* _INSTRUCTIONS TO FOLLOW_
Look through the material below. Copy each line that contains the string "Loft".

** START OF PROVIDED RECORDS **

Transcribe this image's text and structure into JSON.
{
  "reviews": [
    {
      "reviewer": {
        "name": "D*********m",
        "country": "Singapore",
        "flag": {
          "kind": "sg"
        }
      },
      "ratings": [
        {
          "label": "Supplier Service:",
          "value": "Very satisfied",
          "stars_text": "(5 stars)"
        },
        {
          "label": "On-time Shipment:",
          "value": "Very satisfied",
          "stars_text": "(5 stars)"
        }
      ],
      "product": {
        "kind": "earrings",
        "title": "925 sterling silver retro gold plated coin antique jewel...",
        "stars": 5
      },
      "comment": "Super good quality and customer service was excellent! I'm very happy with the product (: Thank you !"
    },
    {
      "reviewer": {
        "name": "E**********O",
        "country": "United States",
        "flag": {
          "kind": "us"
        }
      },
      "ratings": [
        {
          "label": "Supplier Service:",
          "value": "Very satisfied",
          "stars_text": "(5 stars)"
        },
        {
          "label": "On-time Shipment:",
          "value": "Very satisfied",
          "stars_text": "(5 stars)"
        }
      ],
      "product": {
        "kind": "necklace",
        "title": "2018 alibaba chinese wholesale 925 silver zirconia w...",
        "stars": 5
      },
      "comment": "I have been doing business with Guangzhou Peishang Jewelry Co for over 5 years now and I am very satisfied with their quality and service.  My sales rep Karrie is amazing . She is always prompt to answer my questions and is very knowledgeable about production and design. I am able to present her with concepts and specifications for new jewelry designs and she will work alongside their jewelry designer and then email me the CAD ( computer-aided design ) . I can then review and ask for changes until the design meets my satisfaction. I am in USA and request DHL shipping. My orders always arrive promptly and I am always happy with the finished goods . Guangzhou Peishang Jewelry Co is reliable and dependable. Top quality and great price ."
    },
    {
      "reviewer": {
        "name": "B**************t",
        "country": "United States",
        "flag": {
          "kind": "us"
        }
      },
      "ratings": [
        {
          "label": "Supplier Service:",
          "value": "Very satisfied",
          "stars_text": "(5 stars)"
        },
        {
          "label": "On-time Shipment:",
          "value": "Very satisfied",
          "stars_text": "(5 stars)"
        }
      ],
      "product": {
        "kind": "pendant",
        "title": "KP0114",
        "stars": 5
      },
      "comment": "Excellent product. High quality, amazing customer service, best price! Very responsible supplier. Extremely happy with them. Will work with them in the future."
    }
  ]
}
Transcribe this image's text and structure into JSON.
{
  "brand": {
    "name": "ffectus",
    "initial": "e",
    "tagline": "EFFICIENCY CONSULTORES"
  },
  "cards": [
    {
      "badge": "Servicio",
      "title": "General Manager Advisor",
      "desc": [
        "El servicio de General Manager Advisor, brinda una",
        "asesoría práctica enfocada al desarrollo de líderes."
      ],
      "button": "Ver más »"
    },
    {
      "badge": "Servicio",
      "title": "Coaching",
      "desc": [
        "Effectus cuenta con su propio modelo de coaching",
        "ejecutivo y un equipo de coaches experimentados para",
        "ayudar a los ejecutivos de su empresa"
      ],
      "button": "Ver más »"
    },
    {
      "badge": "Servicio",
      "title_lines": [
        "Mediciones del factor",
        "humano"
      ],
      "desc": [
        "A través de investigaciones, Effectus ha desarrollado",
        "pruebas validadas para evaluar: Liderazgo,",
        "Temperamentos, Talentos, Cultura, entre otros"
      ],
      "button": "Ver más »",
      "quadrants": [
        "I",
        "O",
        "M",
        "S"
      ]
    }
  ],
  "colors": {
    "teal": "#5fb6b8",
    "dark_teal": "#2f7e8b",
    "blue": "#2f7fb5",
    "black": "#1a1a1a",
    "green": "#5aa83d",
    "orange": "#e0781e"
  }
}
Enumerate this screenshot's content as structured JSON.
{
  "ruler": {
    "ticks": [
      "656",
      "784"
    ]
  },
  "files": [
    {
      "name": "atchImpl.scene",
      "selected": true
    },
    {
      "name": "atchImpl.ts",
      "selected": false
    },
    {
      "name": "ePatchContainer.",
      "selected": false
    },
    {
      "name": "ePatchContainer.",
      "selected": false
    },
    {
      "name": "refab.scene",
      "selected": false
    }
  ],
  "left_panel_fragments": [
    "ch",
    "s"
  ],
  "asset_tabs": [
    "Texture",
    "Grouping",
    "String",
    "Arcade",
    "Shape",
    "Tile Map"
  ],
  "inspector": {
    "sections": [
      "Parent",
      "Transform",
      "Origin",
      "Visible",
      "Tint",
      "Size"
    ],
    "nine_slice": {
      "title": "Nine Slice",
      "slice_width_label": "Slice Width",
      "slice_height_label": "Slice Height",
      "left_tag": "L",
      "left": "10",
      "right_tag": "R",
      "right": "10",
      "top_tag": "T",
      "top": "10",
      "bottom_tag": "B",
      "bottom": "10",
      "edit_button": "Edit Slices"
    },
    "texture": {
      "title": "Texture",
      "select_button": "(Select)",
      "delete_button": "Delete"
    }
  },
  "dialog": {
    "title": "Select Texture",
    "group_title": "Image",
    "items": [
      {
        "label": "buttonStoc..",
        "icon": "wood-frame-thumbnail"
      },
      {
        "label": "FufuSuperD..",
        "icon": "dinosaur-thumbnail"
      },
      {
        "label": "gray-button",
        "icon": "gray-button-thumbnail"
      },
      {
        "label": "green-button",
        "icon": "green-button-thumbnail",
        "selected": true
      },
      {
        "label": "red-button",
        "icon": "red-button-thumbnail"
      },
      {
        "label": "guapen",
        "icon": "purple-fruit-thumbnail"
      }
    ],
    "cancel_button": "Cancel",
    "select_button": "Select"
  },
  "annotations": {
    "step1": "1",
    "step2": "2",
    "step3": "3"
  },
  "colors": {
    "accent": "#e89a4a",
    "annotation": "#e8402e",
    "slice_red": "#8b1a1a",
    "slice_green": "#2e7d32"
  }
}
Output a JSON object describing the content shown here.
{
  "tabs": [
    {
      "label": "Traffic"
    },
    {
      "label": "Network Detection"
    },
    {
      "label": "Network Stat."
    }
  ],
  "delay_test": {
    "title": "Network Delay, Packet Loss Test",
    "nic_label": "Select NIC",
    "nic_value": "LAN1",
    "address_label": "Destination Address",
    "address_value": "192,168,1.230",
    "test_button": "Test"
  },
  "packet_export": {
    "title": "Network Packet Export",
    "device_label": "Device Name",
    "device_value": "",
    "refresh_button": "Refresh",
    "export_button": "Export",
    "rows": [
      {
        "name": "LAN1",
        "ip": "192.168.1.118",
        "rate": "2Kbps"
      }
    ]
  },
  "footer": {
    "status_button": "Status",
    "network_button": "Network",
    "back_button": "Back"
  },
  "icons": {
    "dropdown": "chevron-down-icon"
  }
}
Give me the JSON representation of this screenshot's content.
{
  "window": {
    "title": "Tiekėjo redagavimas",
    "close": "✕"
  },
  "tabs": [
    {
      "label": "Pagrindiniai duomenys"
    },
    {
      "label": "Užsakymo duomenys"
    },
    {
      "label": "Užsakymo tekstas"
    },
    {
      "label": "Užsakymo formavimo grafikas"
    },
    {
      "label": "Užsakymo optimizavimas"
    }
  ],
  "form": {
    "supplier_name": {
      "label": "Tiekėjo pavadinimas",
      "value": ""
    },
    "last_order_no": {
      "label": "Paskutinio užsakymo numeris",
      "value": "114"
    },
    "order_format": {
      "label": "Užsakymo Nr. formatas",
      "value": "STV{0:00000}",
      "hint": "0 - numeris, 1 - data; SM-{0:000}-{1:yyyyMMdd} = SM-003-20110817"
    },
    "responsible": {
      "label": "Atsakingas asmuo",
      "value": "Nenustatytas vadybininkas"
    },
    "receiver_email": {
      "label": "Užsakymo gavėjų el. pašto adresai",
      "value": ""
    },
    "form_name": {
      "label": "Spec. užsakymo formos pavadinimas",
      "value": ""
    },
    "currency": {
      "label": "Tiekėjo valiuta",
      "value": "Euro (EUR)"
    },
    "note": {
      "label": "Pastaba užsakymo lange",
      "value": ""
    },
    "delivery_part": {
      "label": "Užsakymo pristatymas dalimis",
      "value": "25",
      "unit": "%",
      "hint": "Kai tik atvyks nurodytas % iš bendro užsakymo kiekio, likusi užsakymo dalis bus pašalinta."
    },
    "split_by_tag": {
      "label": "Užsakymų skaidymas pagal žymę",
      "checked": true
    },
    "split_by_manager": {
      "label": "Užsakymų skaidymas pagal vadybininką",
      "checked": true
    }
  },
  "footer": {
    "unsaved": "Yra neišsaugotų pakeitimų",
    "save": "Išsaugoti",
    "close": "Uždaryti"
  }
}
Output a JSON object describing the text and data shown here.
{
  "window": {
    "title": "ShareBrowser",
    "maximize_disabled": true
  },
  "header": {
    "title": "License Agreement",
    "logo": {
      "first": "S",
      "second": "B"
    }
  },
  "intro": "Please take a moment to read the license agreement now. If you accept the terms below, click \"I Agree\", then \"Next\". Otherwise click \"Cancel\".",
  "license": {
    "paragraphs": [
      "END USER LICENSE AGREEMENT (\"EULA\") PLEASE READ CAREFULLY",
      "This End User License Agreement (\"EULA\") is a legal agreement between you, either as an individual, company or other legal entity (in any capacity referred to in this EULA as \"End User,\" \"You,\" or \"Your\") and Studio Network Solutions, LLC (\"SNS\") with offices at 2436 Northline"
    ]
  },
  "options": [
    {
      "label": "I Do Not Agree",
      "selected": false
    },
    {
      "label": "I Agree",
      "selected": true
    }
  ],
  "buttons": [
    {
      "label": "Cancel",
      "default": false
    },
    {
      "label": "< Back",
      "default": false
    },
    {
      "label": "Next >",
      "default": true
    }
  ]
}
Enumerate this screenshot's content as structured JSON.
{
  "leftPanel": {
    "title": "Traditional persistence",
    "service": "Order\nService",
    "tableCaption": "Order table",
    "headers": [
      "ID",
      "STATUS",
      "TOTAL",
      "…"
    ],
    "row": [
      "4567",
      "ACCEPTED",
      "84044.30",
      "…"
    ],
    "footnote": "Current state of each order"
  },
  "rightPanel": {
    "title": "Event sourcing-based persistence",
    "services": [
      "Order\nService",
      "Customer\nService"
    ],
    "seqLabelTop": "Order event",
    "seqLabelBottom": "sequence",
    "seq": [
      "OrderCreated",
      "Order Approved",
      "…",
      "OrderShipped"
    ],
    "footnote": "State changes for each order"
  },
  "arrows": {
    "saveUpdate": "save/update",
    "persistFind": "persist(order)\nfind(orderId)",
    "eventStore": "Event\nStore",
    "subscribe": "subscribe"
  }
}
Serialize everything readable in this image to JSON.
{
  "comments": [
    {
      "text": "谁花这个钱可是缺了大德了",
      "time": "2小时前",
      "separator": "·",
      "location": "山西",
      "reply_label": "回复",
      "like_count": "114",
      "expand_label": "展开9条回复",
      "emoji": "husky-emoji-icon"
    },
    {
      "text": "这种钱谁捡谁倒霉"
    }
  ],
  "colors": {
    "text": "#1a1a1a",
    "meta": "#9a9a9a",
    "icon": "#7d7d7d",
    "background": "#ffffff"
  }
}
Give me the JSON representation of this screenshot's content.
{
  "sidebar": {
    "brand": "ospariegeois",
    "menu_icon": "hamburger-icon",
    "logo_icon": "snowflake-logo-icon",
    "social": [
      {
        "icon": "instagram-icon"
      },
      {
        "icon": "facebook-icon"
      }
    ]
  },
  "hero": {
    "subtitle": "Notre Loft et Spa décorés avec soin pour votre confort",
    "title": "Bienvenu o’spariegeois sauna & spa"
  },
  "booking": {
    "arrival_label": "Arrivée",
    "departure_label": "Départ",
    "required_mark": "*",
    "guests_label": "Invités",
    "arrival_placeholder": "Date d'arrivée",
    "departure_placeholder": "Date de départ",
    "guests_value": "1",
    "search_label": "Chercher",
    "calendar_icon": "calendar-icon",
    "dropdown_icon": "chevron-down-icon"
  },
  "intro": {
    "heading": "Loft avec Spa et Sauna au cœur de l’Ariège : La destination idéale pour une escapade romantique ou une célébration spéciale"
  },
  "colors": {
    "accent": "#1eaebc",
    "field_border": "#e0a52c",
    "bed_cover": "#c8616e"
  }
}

** END OF PROVIDED RECORDS **

* _SOLUTION FOR THIS EXERCISE_
    "subtitle": "Notre Loft et Spa décorés avec soin pour votre confort",
    "heading": "Loft avec Spa et Sauna au cœur de l’Ariège : La destination idéale pour une escapade romantique ou une célébration spéciale"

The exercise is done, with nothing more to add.